RECORDS PROVIDED:
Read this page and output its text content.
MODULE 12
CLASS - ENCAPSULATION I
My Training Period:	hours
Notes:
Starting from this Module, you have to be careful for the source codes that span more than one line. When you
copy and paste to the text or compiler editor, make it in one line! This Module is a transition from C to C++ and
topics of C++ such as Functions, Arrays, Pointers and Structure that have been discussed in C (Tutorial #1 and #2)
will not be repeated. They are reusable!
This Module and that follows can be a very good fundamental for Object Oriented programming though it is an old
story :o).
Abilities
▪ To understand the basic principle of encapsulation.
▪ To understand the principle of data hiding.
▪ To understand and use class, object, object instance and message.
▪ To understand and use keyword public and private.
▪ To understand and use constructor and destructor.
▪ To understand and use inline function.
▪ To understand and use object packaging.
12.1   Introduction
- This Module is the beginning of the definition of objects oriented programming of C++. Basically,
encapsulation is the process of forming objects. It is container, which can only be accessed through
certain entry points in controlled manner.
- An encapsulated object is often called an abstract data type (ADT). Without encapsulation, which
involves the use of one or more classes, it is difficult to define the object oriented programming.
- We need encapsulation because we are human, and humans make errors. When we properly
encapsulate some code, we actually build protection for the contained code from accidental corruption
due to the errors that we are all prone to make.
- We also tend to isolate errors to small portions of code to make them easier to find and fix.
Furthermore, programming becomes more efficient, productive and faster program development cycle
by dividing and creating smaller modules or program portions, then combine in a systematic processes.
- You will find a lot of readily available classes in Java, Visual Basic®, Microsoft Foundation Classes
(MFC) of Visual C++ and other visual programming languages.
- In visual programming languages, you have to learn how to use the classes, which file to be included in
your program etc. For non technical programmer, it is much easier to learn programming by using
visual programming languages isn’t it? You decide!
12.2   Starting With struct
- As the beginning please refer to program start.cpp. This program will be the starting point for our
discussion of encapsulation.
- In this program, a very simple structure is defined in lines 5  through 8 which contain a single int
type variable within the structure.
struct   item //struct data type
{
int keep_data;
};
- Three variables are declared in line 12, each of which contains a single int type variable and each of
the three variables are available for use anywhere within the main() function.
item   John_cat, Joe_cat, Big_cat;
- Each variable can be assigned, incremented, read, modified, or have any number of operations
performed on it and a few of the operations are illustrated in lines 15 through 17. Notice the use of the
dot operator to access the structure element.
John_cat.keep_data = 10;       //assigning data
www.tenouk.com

WHAT IS NEEDED: Type out the entries again, word for word.

FULL SOLUTION:
Read this page and output its text content.
MODULE 12
CLASS - ENCAPSULATION I
My Training Period:	hours
Notes:
Starting from this Module, you have to be careful for the source codes that span more than one line. When you
copy and paste to the text or compiler editor, make it in one line! This Module is a transition from C to C++ and
topics of C++ such as Functions, Arrays, Pointers and Structure that have been discussed in C (Tutorial #1 and #2)
will not be repeated. They are reusable!
This Module and that follows can be a very good fundamental for Object Oriented programming though it is an old
story :o).
Abilities
▪ To understand the basic principle of encapsulation.
▪ To understand the principle of data hiding.
▪ To understand and use class, object, object instance and message.
▪ To understand and use keyword public and private.
▪ To understand and use constructor and destructor.
▪ To understand and use inline function.
▪ To understand and use object packaging.
12.1   Introduction
- This Module is the beginning of the definition of objects oriented programming of C++. Basically,
encapsulation is the process of forming objects. It is container, which can only be accessed through
certain entry points in controlled manner.
- An encapsulated object is often called an abstract data type (ADT). Without encapsulation, which
involves the use of one or more classes, it is difficult to define the object oriented programming.
- We need encapsulation because we are human, and humans make errors. When we properly
encapsulate some code, we actually build protection for the contained code from accidental corruption
due to the errors that we are all prone to make.
- We also tend to isolate errors to small portions of code to make them easier to find and fix.
Furthermore, programming becomes more efficient, productive and faster program development cycle
by dividing and creating smaller modules or program portions, then combine in a systematic processes.
- You will find a lot of readily available classes in Java, Visual Basic®, Microsoft Foundation Classes
(MFC) of Visual C++ and other visual programming languages.
- In visual programming languages, you have to learn how to use the classes, which file to be included in
your program etc. For non technical programmer, it is much easier to learn programming by using
visual programming languages isn’t it? You decide!
12.2   Starting With struct
- As the beginning please refer to program start.cpp. This program will be the starting point for our
discussion of encapsulation.
- In this program, a very simple structure is defined in lines 5  through 8 which contain a single int
type variable within the structure.
struct   item //struct data type
{
int keep_data;
};
- Three variables are declared in line 12, each of which contains a single int type variable and each of
the three variables are available for use anywhere within the main() function.
item   John_cat, Joe_cat, Big_cat;
- Each variable can be assigned, incremented, read, modified, or have any number of operations
performed on it and a few of the operations are illustrated in lines 15 through 17. Notice the use of the
dot operator to access the structure element.
John_cat.keep_data = 10;       //assigning data
www.tenouk.com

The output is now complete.